# GOAL OF THE EXERCISE
From the entries provided below, copy each line that contains the word "into".

# ITEMS
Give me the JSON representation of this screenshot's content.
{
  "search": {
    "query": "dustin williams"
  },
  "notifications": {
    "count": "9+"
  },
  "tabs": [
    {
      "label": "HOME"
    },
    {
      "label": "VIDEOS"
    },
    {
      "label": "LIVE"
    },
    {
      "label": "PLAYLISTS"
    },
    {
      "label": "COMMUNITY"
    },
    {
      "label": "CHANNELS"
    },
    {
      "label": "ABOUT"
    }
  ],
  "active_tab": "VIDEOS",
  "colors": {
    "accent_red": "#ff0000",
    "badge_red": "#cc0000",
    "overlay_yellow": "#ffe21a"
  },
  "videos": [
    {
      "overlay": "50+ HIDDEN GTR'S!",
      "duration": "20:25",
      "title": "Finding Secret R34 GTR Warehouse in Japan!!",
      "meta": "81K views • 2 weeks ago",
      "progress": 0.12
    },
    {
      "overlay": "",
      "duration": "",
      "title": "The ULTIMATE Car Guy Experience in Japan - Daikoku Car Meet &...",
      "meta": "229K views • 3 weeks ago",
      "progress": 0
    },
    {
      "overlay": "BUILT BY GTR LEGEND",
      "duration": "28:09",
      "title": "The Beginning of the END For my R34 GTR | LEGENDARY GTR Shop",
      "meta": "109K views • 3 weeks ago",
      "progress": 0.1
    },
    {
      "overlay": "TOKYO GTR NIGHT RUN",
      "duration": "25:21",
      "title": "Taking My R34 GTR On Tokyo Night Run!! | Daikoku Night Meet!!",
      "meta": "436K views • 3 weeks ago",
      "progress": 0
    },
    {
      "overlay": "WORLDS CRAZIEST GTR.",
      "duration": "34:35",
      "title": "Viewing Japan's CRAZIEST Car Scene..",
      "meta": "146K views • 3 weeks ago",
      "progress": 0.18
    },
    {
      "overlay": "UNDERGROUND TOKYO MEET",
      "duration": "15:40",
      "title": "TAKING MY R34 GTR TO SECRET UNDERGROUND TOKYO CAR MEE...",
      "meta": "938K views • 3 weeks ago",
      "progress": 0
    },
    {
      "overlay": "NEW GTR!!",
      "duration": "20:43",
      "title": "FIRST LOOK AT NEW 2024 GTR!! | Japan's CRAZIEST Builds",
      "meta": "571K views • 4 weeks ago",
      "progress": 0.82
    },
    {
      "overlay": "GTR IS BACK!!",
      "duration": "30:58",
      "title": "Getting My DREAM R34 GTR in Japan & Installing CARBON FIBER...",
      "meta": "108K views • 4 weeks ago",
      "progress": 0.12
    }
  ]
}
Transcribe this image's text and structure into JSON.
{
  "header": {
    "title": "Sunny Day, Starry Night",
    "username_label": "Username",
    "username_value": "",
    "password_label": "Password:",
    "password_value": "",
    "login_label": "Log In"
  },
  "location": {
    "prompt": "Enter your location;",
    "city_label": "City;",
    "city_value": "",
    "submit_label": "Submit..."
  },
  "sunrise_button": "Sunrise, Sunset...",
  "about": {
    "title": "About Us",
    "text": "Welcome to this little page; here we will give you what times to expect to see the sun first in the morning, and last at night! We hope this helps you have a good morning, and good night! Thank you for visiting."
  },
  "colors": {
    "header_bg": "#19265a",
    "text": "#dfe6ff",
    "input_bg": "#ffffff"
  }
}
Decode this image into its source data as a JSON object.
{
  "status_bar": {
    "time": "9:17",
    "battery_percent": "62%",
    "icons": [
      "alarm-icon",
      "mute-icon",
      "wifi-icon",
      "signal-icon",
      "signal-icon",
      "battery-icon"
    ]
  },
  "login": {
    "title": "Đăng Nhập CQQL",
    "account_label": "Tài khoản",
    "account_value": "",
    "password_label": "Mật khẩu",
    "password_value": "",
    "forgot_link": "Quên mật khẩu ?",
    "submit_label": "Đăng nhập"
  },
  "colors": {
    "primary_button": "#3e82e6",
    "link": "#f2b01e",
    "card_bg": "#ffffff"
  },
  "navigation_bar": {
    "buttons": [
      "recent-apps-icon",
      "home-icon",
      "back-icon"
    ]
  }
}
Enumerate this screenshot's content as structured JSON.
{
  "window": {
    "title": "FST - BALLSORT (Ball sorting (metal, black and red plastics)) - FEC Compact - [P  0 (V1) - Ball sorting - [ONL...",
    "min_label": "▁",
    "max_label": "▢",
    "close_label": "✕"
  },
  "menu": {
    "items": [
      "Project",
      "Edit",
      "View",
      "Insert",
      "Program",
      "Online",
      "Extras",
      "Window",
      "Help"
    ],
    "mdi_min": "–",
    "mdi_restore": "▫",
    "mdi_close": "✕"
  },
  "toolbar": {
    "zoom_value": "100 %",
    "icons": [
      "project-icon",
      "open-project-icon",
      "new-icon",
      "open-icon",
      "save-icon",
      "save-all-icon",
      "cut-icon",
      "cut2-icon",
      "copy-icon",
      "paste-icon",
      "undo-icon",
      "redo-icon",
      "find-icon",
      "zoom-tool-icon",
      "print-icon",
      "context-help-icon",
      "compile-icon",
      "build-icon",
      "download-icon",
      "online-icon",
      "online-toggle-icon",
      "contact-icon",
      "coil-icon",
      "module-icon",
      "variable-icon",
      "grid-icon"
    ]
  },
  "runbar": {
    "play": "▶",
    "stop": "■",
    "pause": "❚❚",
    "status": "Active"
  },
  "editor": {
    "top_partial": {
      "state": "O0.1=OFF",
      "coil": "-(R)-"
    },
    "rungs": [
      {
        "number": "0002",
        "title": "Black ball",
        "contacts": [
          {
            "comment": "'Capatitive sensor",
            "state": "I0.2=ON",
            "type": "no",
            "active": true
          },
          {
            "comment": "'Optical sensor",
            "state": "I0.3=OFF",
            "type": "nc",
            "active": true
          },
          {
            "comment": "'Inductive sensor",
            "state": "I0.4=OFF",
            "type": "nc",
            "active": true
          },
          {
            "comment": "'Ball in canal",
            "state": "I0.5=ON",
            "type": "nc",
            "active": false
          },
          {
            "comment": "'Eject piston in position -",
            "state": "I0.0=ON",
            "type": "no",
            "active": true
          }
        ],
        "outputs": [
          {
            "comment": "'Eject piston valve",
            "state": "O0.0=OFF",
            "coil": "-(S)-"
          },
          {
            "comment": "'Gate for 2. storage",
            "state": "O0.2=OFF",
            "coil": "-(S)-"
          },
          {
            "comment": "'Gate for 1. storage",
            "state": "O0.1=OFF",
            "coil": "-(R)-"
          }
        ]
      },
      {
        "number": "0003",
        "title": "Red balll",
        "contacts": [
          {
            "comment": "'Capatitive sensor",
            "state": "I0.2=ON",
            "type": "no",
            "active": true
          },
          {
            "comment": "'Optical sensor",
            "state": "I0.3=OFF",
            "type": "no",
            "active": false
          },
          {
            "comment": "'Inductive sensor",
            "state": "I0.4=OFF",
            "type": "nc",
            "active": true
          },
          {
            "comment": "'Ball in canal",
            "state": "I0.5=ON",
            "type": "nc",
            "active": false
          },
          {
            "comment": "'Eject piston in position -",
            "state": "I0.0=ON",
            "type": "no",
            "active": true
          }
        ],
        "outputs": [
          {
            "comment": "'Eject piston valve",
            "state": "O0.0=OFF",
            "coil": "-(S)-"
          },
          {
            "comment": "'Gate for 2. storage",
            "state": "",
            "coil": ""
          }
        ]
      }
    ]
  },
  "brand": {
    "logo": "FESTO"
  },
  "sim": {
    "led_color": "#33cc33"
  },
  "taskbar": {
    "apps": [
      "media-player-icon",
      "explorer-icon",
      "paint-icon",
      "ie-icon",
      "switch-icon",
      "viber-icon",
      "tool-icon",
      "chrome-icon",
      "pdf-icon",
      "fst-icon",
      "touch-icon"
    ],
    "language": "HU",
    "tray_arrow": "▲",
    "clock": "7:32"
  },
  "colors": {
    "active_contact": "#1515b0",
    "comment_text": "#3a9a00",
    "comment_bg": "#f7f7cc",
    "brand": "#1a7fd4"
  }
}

...

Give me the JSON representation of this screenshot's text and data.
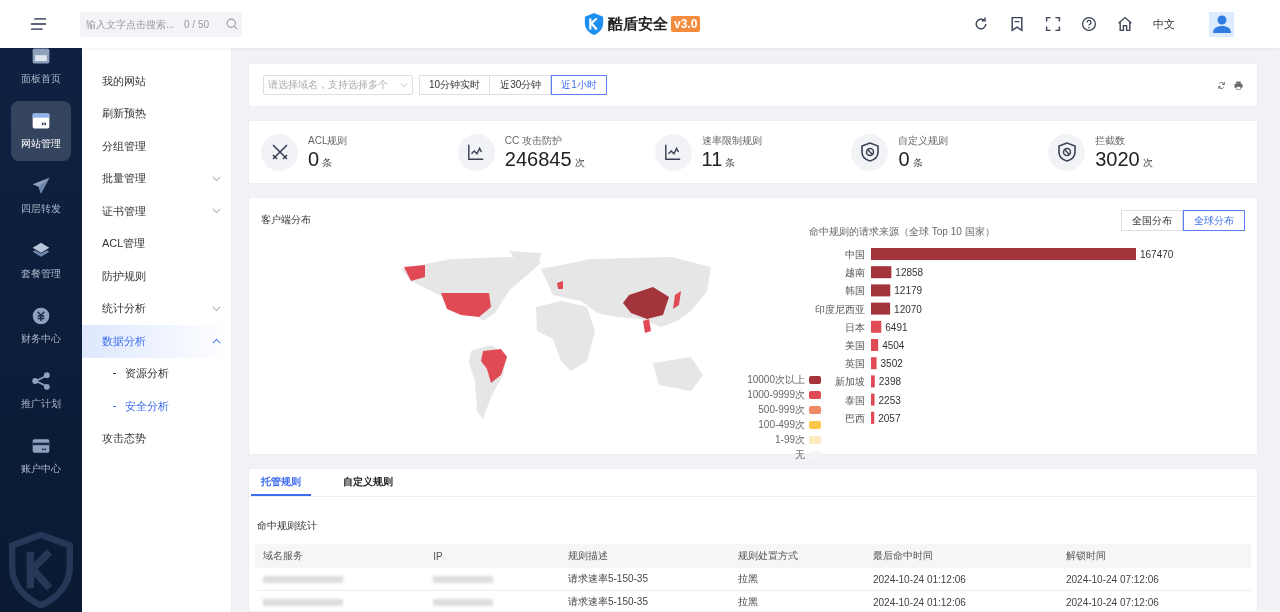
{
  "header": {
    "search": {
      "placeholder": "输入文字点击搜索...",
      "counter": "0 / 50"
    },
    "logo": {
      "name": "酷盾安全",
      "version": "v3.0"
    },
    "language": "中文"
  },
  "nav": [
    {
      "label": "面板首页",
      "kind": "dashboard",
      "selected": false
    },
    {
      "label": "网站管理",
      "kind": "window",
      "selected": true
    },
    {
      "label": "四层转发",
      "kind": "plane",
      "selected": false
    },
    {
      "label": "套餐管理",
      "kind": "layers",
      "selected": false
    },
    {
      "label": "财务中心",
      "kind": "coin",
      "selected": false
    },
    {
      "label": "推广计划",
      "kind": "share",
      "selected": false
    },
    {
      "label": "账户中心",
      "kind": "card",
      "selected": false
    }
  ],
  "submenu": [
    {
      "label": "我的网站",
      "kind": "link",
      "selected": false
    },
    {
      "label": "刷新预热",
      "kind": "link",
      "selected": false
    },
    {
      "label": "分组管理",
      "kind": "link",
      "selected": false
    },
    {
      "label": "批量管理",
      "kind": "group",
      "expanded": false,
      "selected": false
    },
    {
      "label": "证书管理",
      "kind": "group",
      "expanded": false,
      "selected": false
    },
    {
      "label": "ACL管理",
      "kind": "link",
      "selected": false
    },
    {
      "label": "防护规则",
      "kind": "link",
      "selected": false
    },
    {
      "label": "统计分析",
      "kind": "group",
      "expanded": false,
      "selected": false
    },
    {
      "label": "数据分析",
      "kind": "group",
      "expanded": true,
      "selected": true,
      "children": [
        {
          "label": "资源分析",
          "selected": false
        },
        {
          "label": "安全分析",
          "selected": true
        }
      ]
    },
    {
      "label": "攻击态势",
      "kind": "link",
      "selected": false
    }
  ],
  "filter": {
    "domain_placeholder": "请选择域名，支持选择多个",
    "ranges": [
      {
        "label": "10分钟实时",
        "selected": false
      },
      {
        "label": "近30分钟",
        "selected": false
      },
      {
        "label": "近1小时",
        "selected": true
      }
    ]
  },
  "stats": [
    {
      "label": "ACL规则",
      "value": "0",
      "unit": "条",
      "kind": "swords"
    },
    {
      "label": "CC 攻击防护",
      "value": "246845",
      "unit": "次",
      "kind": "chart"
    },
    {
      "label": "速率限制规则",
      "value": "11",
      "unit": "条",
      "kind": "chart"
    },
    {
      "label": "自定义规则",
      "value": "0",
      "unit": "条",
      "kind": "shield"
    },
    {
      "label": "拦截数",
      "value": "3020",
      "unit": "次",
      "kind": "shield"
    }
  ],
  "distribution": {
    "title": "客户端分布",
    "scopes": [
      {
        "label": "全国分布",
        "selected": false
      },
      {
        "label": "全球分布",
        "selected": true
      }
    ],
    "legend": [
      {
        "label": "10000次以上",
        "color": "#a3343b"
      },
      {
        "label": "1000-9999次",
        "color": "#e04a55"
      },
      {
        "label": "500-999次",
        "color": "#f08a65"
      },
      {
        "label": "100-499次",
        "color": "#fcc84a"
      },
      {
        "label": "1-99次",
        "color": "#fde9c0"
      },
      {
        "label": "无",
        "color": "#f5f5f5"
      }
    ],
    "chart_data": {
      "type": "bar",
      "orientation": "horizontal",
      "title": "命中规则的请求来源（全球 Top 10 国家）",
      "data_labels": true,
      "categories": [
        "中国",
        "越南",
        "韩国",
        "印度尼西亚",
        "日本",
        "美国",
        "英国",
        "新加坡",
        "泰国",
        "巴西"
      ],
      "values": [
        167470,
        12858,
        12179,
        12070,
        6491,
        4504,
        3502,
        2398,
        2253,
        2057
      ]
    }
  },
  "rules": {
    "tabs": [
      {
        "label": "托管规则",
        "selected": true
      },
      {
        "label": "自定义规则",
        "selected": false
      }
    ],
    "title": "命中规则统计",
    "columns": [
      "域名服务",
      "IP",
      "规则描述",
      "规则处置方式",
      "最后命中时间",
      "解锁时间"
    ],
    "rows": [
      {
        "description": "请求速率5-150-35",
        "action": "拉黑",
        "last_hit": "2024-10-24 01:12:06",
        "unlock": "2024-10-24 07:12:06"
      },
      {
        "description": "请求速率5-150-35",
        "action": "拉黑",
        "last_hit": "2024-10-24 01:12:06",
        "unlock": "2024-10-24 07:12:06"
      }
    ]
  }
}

# TASK SOLUTION
Transcribe this image's text and structure into JSON.
Decode this image into its source data as a JSON object.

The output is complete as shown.